#### [GIVEN REQUEST]
Reproduce every entry exactly and leave its pictures out.

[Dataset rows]
——
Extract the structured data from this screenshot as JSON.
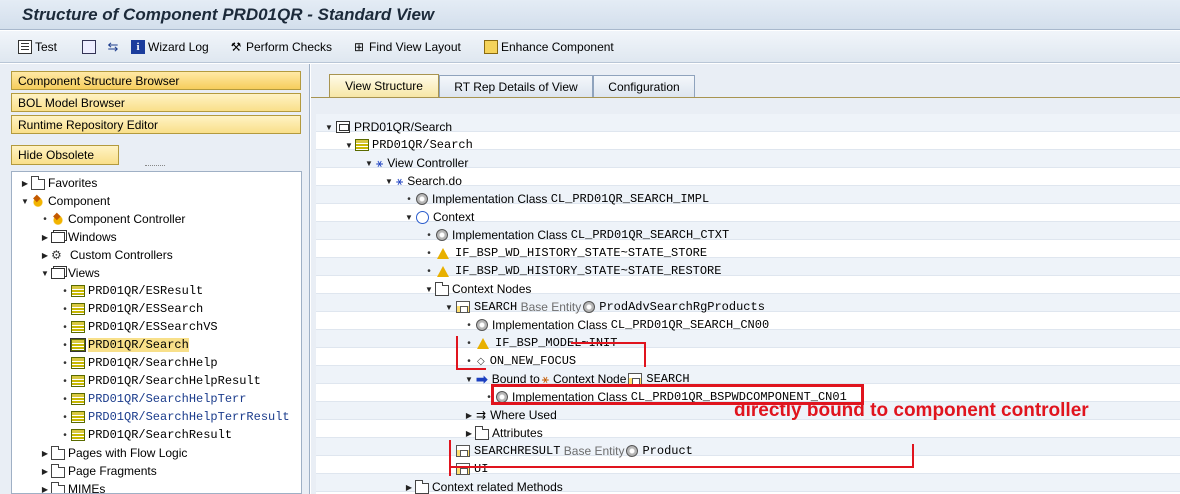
{
  "window": {
    "title": "Structure of Component PRD01QR - Standard View"
  },
  "toolbar": {
    "test": "Test",
    "wizard_log": "Wizard Log",
    "perform_checks": "Perform Checks",
    "find_view_layout": "Find View Layout",
    "enhance_component": "Enhance Component"
  },
  "left": {
    "component_structure_browser": "Component Structure Browser",
    "bol_model_browser": "BOL Model Browser",
    "runtime_repository_editor": "Runtime Repository Editor",
    "hide_obsolete": "Hide Obsolete",
    "tree": {
      "favorites": "Favorites",
      "component": "Component",
      "component_controller": "Component Controller",
      "windows": "Windows",
      "custom_controllers": "Custom Controllers",
      "views": "Views",
      "view_items": [
        "PRD01QR/ESResult",
        "PRD01QR/ESSearch",
        "PRD01QR/ESSearchVS",
        "PRD01QR/Search",
        "PRD01QR/SearchHelp",
        "PRD01QR/SearchHelpResult",
        "PRD01QR/SearchHelpTerr",
        "PRD01QR/SearchHelpTerrResult",
        "PRD01QR/SearchResult"
      ],
      "pages_with_flow_logic": "Pages with Flow Logic",
      "page_fragments": "Page Fragments",
      "mimes": "MIMEs"
    }
  },
  "tabs": [
    {
      "label": "View Structure",
      "active": true
    },
    {
      "label": "RT Rep Details of View",
      "active": false
    },
    {
      "label": "Configuration",
      "active": false
    }
  ],
  "structure": {
    "root": "PRD01QR/Search",
    "view": "PRD01QR/Search",
    "view_controller": "View Controller",
    "search_do": "Search.do",
    "impl_class_label": "Implementation Class",
    "impl_class_search": "CL_PRD01QR_SEARCH_IMPL",
    "context": "Context",
    "impl_class_ctxt": "CL_PRD01QR_SEARCH_CTXT",
    "state_store": "IF_BSP_WD_HISTORY_STATE~STATE_STORE",
    "state_restore": "IF_BSP_WD_HISTORY_STATE~STATE_RESTORE",
    "context_nodes": "Context Nodes",
    "search_node": "SEARCH",
    "base_entity_label": "Base Entity",
    "search_entity": "ProdAdvSearchRgProducts",
    "impl_class_cn00": "CL_PRD01QR_SEARCH_CN00",
    "model_init": "IF_BSP_MODEL~INIT",
    "on_new_focus": "ON_NEW_FOCUS",
    "bound_to": "Bound to",
    "context_node_label": "Context Node",
    "bound_node": "SEARCH",
    "impl_class_cn01": "CL_PRD01QR_BSPWDCOMPONENT_CN01",
    "where_used": "Where Used",
    "attributes": "Attributes",
    "searchresult_node": "SEARCHRESULT",
    "searchresult_entity": "Product",
    "ui_node": "UI",
    "context_related_methods": "Context related Methods"
  },
  "annotation": {
    "text": "directly bound to component controller",
    "color": "#e0141e"
  }
}
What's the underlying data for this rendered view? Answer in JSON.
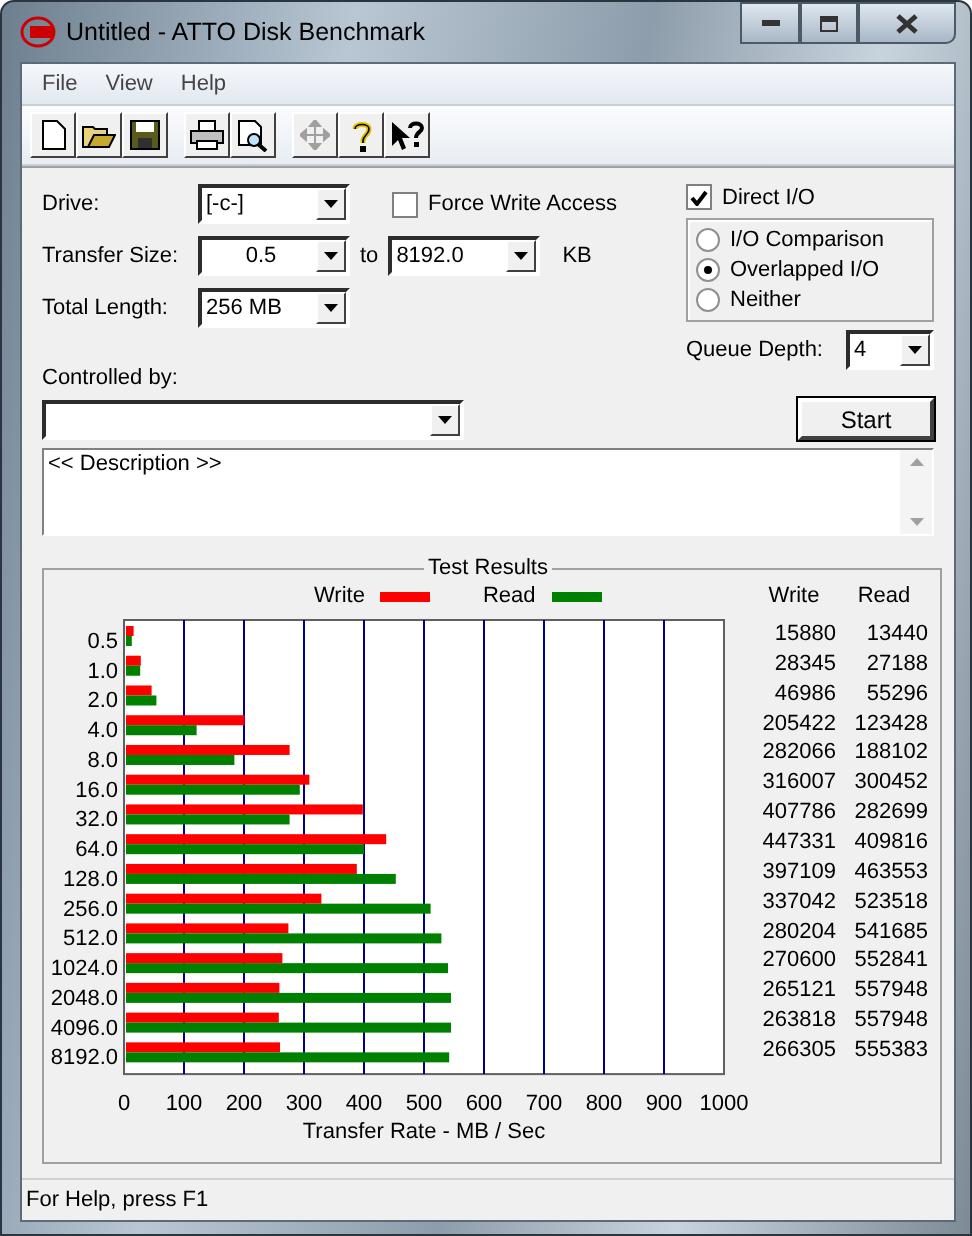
{
  "window": {
    "title": "Untitled - ATTO Disk Benchmark"
  },
  "menu": [
    "File",
    "View",
    "Help"
  ],
  "toolbar": [
    {
      "kind": "new",
      "disabled": false
    },
    {
      "kind": "open",
      "disabled": false
    },
    {
      "kind": "save",
      "disabled": false
    },
    {
      "kind": "print",
      "disabled": false
    },
    {
      "kind": "preview",
      "disabled": false
    },
    {
      "kind": "move",
      "disabled": true
    },
    {
      "kind": "help",
      "disabled": false
    },
    {
      "kind": "context_help",
      "disabled": false
    }
  ],
  "settings": {
    "drive": {
      "label": "Drive:",
      "value": "[-c-]"
    },
    "transfer_size": {
      "label": "Transfer Size:",
      "from": "0.5",
      "to_label": "to",
      "to": "8192.0",
      "unit": "KB"
    },
    "total_length": {
      "label": "Total Length:",
      "value": "256 MB"
    },
    "force_write_access": {
      "label": "Force Write Access",
      "checked": false
    },
    "direct_io": {
      "label": "Direct I/O",
      "checked": true
    },
    "io_modes": [
      {
        "label": "I/O Comparison",
        "selected": false
      },
      {
        "label": "Overlapped I/O",
        "selected": true
      },
      {
        "label": "Neither",
        "selected": false
      }
    ],
    "queue_depth": {
      "label": "Queue Depth:",
      "value": "4"
    },
    "controlled_by": {
      "label": "Controlled by:"
    },
    "start_button": "Start",
    "description": "<< Description >>"
  },
  "test_results": {
    "title": "Test Results",
    "columns": [
      "Write",
      "Read"
    ],
    "rows": [
      {
        "write": "15880",
        "read": "13440"
      },
      {
        "write": "28345",
        "read": "27188"
      },
      {
        "write": "46986",
        "read": "55296"
      },
      {
        "write": "205422",
        "read": "123428"
      },
      {
        "write": "282066",
        "read": "188102"
      },
      {
        "write": "316007",
        "read": "300452"
      },
      {
        "write": "407786",
        "read": "282699"
      },
      {
        "write": "447331",
        "read": "409816"
      },
      {
        "write": "397109",
        "read": "463553"
      },
      {
        "write": "337042",
        "read": "523518"
      },
      {
        "write": "280204",
        "read": "541685"
      },
      {
        "write": "270600",
        "read": "552841"
      },
      {
        "write": "265121",
        "read": "557948"
      },
      {
        "write": "263818",
        "read": "557948"
      },
      {
        "write": "266305",
        "read": "555383"
      }
    ],
    "chart_data": {
      "type": "bar",
      "orientation": "horizontal",
      "xlabel": "Transfer Rate - MB / Sec",
      "categories": [
        "0.5",
        "1.0",
        "2.0",
        "4.0",
        "8.0",
        "16.0",
        "32.0",
        "64.0",
        "128.0",
        "256.0",
        "512.0",
        "1024.0",
        "2048.0",
        "4096.0",
        "8192.0"
      ],
      "series": [
        {
          "name": "Write",
          "color": "#ff0000",
          "values": [
            16,
            28,
            46,
            201,
            276,
            309,
            398,
            437,
            388,
            329,
            274,
            264,
            259,
            258,
            260
          ]
        },
        {
          "name": "Read",
          "color": "#008000",
          "values": [
            13,
            27,
            54,
            121,
            184,
            293,
            276,
            400,
            453,
            511,
            529,
            540,
            545,
            545,
            542
          ]
        }
      ],
      "xlim": [
        0,
        1000
      ],
      "grid": true,
      "xticks": [
        0,
        100,
        200,
        300,
        400,
        500,
        600,
        700,
        800,
        900,
        1000
      ]
    }
  },
  "status_bar": "For Help, press F1"
}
——
#### [SOLUTION TO THE EXERCISE]
Extract the structured data from this screenshot as JSON.
{
  "window": {
    "title": "Structure of Component PRD01QR - Standard View"
  },
  "toolbar": {
    "test": "Test",
    "wizard_log": "Wizard Log",
    "perform_checks": "Perform Checks",
    "find_view_layout": "Find View Layout",
    "enhance_component": "Enhance Component"
  },
  "left": {
    "component_structure_browser": "Component Structure Browser",
    "bol_model_browser": "BOL Model Browser",
    "runtime_repository_editor": "Runtime Repository Editor",
    "hide_obsolete": "Hide Obsolete",
    "tree": {
      "favorites": "Favorites",
      "component": "Component",
      "component_controller": "Component Controller",
      "windows": "Windows",
      "custom_controllers": "Custom Controllers",
      "views": "Views",
      "view_items": [
        "PRD01QR/ESResult",
        "PRD01QR/ESSearch",
        "PRD01QR/ESSearchVS",
        "PRD01QR/Search",
        "PRD01QR/SearchHelp",
        "PRD01QR/SearchHelpResult",
        "PRD01QR/SearchHelpTerr",
        "PRD01QR/SearchHelpTerrResult",
        "PRD01QR/SearchResult"
      ],
      "pages_with_flow_logic": "Pages with Flow Logic",
      "page_fragments": "Page Fragments",
      "mimes": "MIMEs"
    }
  },
  "tabs": [
    {
      "label": "View Structure",
      "active": true
    },
    {
      "label": "RT Rep Details of View",
      "active": false
    },
    {
      "label": "Configuration",
      "active": false
    }
  ],
  "structure": {
    "root": "PRD01QR/Search",
    "view": "PRD01QR/Search",
    "view_controller": "View Controller",
    "search_do": "Search.do",
    "impl_class_label": "Implementation Class",
    "impl_class_search": "CL_PRD01QR_SEARCH_IMPL",
    "context": "Context",
    "impl_class_ctxt": "CL_PRD01QR_SEARCH_CTXT",
    "state_store": "IF_BSP_WD_HISTORY_STATE~STATE_STORE",
    "state_restore": "IF_BSP_WD_HISTORY_STATE~STATE_RESTORE",
    "context_nodes": "Context Nodes",
    "search_node": "SEARCH",
    "base_entity_label": "Base Entity",
    "search_entity": "ProdAdvSearchRgProducts",
    "impl_class_cn00": "CL_PRD01QR_SEARCH_CN00",
    "model_init": "IF_BSP_MODEL~INIT",
    "on_new_focus": "ON_NEW_FOCUS",
    "bound_to": "Bound to",
    "context_node_label": "Context Node",
    "bound_node": "SEARCH",
    "impl_class_cn01": "CL_PRD01QR_BSPWDCOMPONENT_CN01",
    "where_used": "Where Used",
    "attributes": "Attributes",
    "searchresult_node": "SEARCHRESULT",
    "searchresult_entity": "Product",
    "ui_node": "UI",
    "context_related_methods": "Context related Methods"
  },
  "annotation": {
    "text": "directly bound to component controller",
    "color": "#e0141e"
  }
}
What's the underlying data for this rendered view? Answer in JSON.
{
  "window": {
    "title": "Untitled - ATTO Disk Benchmark"
  },
  "menu": [
    "File",
    "View",
    "Help"
  ],
  "toolbar": [
    {
      "kind": "new",
      "disabled": false
    },
    {
      "kind": "open",
      "disabled": false
    },
    {
      "kind": "save",
      "disabled": false
    },
    {
      "kind": "print",
      "disabled": false
    },
    {
      "kind": "preview",
      "disabled": false
    },
    {
      "kind": "move",
      "disabled": true
    },
    {
      "kind": "help",
      "disabled": false
    },
    {
      "kind": "context_help",
      "disabled": false
    }
  ],
  "settings": {
    "drive": {
      "label": "Drive:",
      "value": "[-c-]"
    },
    "transfer_size": {
      "label": "Transfer Size:",
      "from": "0.5",
      "to_label": "to",
      "to": "8192.0",
      "unit": "KB"
    },
    "total_length": {
      "label": "Total Length:",
      "value": "256 MB"
    },
    "force_write_access": {
      "label": "Force Write Access",
      "checked": false
    },
    "direct_io": {
      "label": "Direct I/O",
      "checked": true
    },
    "io_modes": [
      {
        "label": "I/O Comparison",
        "selected": false
      },
      {
        "label": "Overlapped I/O",
        "selected": true
      },
      {
        "label": "Neither",
        "selected": false
      }
    ],
    "queue_depth": {
      "label": "Queue Depth:",
      "value": "4"
    },
    "controlled_by": {
      "label": "Controlled by:"
    },
    "start_button": "Start",
    "description": "<< Description >>"
  },
  "test_results": {
    "title": "Test Results",
    "columns": [
      "Write",
      "Read"
    ],
    "rows": [
      {
        "write": "15880",
        "read": "13440"
      },
      {
        "write": "28345",
        "read": "27188"
      },
      {
        "write": "46986",
        "read": "55296"
      },
      {
        "write": "205422",
        "read": "123428"
      },
      {
        "write": "282066",
        "read": "188102"
      },
      {
        "write": "316007",
        "read": "300452"
      },
      {
        "write": "407786",
        "read": "282699"
      },
      {
        "write": "447331",
        "read": "409816"
      },
      {
        "write": "397109",
        "read": "463553"
      },
      {
        "write": "337042",
        "read": "523518"
      },
      {
        "write": "280204",
        "read": "541685"
      },
      {
        "write": "270600",
        "read": "552841"
      },
      {
        "write": "265121",
        "read": "557948"
      },
      {
        "write": "263818",
        "read": "557948"
      },
      {
        "write": "266305",
        "read": "555383"
      }
    ],
    "chart_data": {
      "type": "bar",
      "orientation": "horizontal",
      "xlabel": "Transfer Rate - MB / Sec",
      "categories": [
        "0.5",
        "1.0",
        "2.0",
        "4.0",
        "8.0",
        "16.0",
        "32.0",
        "64.0",
        "128.0",
        "256.0",
        "512.0",
        "1024.0",
        "2048.0",
        "4096.0",
        "8192.0"
      ],
      "series": [
        {
          "name": "Write",
          "color": "#ff0000",
          "values": [
            16,
            28,
            46,
            201,
            276,
            309,
            398,
            437,
            388,
            329,
            274,
            264,
            259,
            258,
            260
          ]
        },
        {
          "name": "Read",
          "color": "#008000",
          "values": [
            13,
            27,
            54,
            121,
            184,
            293,
            276,
            400,
            453,
            511,
            529,
            540,
            545,
            545,
            542
          ]
        }
      ],
      "xlim": [
        0,
        1000
      ],
      "grid": true,
      "xticks": [
        0,
        100,
        200,
        300,
        400,
        500,
        600,
        700,
        800,
        900,
        1000
      ]
    }
  },
  "status_bar": "For Help, press F1"
}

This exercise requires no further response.